** Work to do **
Each record is to be printed again precisely as it reads.
•••
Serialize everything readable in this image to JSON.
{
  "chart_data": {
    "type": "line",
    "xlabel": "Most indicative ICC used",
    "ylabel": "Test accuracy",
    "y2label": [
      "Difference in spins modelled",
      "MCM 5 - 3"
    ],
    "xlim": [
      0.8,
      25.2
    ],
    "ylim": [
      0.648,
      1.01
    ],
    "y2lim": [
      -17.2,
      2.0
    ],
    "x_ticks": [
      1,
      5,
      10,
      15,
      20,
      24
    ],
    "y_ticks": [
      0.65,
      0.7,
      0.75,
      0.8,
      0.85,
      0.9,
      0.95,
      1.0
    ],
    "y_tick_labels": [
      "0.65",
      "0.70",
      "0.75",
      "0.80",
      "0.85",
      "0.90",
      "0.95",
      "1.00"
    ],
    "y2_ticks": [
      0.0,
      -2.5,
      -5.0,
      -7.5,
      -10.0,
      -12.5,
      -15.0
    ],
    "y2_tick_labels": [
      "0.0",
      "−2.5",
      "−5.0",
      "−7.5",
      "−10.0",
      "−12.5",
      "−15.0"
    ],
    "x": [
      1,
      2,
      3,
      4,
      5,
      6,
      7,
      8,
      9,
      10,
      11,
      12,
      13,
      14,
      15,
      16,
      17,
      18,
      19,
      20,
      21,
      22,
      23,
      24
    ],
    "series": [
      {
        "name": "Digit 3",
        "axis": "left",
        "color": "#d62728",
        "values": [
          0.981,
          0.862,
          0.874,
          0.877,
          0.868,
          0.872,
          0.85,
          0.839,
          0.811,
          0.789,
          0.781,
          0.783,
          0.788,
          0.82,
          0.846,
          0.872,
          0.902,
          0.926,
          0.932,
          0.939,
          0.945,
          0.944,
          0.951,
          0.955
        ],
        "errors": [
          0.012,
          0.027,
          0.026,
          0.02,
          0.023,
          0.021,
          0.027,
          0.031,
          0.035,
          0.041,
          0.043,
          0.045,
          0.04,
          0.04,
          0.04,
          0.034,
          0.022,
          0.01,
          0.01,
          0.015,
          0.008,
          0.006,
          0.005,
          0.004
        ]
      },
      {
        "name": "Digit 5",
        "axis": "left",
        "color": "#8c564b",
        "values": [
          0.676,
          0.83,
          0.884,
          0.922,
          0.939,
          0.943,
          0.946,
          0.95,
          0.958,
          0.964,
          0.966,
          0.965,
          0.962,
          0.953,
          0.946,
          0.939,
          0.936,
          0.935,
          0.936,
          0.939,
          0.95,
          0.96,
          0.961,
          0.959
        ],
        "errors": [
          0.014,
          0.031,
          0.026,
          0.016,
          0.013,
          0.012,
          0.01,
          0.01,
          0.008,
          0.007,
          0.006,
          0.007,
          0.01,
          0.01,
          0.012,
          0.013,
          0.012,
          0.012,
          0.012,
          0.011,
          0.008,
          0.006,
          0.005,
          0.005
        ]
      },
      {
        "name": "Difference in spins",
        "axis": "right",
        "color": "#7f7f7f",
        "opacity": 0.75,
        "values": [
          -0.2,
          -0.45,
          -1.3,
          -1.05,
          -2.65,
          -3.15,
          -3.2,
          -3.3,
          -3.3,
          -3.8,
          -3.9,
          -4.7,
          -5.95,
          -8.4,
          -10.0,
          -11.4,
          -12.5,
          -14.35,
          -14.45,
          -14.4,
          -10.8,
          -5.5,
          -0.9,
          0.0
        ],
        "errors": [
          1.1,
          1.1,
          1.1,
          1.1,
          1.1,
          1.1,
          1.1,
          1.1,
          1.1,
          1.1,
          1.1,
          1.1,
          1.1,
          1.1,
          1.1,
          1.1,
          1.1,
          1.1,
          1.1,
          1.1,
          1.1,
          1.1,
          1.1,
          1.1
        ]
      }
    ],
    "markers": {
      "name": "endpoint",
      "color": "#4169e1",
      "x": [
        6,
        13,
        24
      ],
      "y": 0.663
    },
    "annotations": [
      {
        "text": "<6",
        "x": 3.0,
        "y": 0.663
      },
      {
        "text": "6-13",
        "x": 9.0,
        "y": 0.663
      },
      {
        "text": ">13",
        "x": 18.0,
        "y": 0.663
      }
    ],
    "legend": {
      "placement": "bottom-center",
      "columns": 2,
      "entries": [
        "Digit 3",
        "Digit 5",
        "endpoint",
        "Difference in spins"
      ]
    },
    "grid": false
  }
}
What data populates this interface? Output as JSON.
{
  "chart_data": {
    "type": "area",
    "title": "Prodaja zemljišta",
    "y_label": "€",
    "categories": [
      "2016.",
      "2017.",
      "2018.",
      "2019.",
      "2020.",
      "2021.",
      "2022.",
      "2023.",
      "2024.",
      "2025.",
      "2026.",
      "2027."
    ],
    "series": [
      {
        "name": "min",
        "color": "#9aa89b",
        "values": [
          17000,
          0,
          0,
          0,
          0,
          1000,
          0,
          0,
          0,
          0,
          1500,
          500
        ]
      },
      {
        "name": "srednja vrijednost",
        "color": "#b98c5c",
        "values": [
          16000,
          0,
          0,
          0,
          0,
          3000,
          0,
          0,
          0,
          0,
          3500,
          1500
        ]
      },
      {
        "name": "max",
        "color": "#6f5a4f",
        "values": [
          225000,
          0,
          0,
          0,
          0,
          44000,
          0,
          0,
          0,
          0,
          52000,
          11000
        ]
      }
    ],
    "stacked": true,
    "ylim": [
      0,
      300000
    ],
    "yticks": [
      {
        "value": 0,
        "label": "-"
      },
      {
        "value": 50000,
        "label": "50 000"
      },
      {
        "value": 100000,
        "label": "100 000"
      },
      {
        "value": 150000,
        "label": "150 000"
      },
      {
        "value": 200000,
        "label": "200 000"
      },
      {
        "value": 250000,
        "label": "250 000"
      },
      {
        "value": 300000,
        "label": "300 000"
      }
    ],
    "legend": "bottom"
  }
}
•••
** Exercise solution **
Serialize everything readable in this image to JSON.
{
  "chart_data": {
    "type": "line",
    "xlabel": "Most indicative ICC used",
    "ylabel": "Test accuracy",
    "y2label": [
      "Difference in spins modelled",
      "MCM 5 - 3"
    ],
    "xlim": [
      0.8,
      25.2
    ],
    "ylim": [
      0.648,
      1.01
    ],
    "y2lim": [
      -17.2,
      2.0
    ],
    "x_ticks": [
      1,
      5,
      10,
      15,
      20,
      24
    ],
    "y_ticks": [
      0.65,
      0.7,
      0.75,
      0.8,
      0.85,
      0.9,
      0.95,
      1.0
    ],
    "y_tick_labels": [
      "0.65",
      "0.70",
      "0.75",
      "0.80",
      "0.85",
      "0.90",
      "0.95",
      "1.00"
    ],
    "y2_ticks": [
      0.0,
      -2.5,
      -5.0,
      -7.5,
      -10.0,
      -12.5,
      -15.0
    ],
    "y2_tick_labels": [
      "0.0",
      "−2.5",
      "−5.0",
      "−7.5",
      "−10.0",
      "−12.5",
      "−15.0"
    ],
    "x": [
      1,
      2,
      3,
      4,
      5,
      6,
      7,
      8,
      9,
      10,
      11,
      12,
      13,
      14,
      15,
      16,
      17,
      18,
      19,
      20,
      21,
      22,
      23,
      24
    ],
    "series": [
      {
        "name": "Digit 3",
        "axis": "left",
        "color": "#d62728",
        "values": [
          0.981,
          0.862,
          0.874,
          0.877,
          0.868,
          0.872,
          0.85,
          0.839,
          0.811,
          0.789,
          0.781,
          0.783,
          0.788,
          0.82,
          0.846,
          0.872,
          0.902,
          0.926,
          0.932,
          0.939,
          0.945,
          0.944,
          0.951,
          0.955
        ],
        "errors": [
          0.012,
          0.027,
          0.026,
          0.02,
          0.023,
          0.021,
          0.027,
          0.031,
          0.035,
          0.041,
          0.043,
          0.045,
          0.04,
          0.04,
          0.04,
          0.034,
          0.022,
          0.01,
          0.01,
          0.015,
          0.008,
          0.006,
          0.005,
          0.004
        ]
      },
      {
        "name": "Digit 5",
        "axis": "left",
        "color": "#8c564b",
        "values": [
          0.676,
          0.83,
          0.884,
          0.922,
          0.939,
          0.943,
          0.946,
          0.95,
          0.958,
          0.964,
          0.966,
          0.965,
          0.962,
          0.953,
          0.946,
          0.939,
          0.936,
          0.935,
          0.936,
          0.939,
          0.95,
          0.96,
          0.961,
          0.959
        ],
        "errors": [
          0.014,
          0.031,
          0.026,
          0.016,
          0.013,
          0.012,
          0.01,
          0.01,
          0.008,
          0.007,
          0.006,
          0.007,
          0.01,
          0.01,
          0.012,
          0.013,
          0.012,
          0.012,
          0.012,
          0.011,
          0.008,
          0.006,
          0.005,
          0.005
        ]
      },
      {
        "name": "Difference in spins",
        "axis": "right",
        "color": "#7f7f7f",
        "opacity": 0.75,
        "values": [
          -0.2,
          -0.45,
          -1.3,
          -1.05,
          -2.65,
          -3.15,
          -3.2,
          -3.3,
          -3.3,
          -3.8,
          -3.9,
          -4.7,
          -5.95,
          -8.4,
          -10.0,
          -11.4,
          -12.5,
          -14.35,
          -14.45,
          -14.4,
          -10.8,
          -5.5,
          -0.9,
          0.0
        ],
        "errors": [
          1.1,
          1.1,
          1.1,
          1.1,
          1.1,
          1.1,
          1.1,
          1.1,
          1.1,
          1.1,
          1.1,
          1.1,
          1.1,
          1.1,
          1.1,
          1.1,
          1.1,
          1.1,
          1.1,
          1.1,
          1.1,
          1.1,
          1.1,
          1.1
        ]
      }
    ],
    "markers": {
      "name": "endpoint",
      "color": "#4169e1",
      "x": [
        6,
        13,
        24
      ],
      "y": 0.663
    },
    "annotations": [
      {
        "text": "<6",
        "x": 3.0,
        "y": 0.663
      },
      {
        "text": "6-13",
        "x": 9.0,
        "y": 0.663
      },
      {
        "text": ">13",
        "x": 18.0,
        "y": 0.663
      }
    ],
    "legend": {
      "placement": "bottom-center",
      "columns": 2,
      "entries": [
        "Digit 3",
        "Digit 5",
        "endpoint",
        "Difference in spins"
      ]
    },
    "grid": false
  }
}
What data populates this interface? Output as JSON.
{
  "chart_data": {
    "type": "area",
    "title": "Prodaja zemljišta",
    "y_label": "€",
    "categories": [
      "2016.",
      "2017.",
      "2018.",
      "2019.",
      "2020.",
      "2021.",
      "2022.",
      "2023.",
      "2024.",
      "2025.",
      "2026.",
      "2027."
    ],
    "series": [
      {
        "name": "min",
        "color": "#9aa89b",
        "values": [
          17000,
          0,
          0,
          0,
          0,
          1000,
          0,
          0,
          0,
          0,
          1500,
          500
        ]
      },
      {
        "name": "srednja vrijednost",
        "color": "#b98c5c",
        "values": [
          16000,
          0,
          0,
          0,
          0,
          3000,
          0,
          0,
          0,
          0,
          3500,
          1500
        ]
      },
      {
        "name": "max",
        "color": "#6f5a4f",
        "values": [
          225000,
          0,
          0,
          0,
          0,
          44000,
          0,
          0,
          0,
          0,
          52000,
          11000
        ]
      }
    ],
    "stacked": true,
    "ylim": [
      0,
      300000
    ],
    "yticks": [
      {
        "value": 0,
        "label": "-"
      },
      {
        "value": 50000,
        "label": "50 000"
      },
      {
        "value": 100000,
        "label": "100 000"
      },
      {
        "value": 150000,
        "label": "150 000"
      },
      {
        "value": 200000,
        "label": "200 000"
      },
      {
        "value": 250000,
        "label": "250 000"
      },
      {
        "value": 300000,
        "label": "300 000"
      }
    ],
    "legend": "bottom"
  }
}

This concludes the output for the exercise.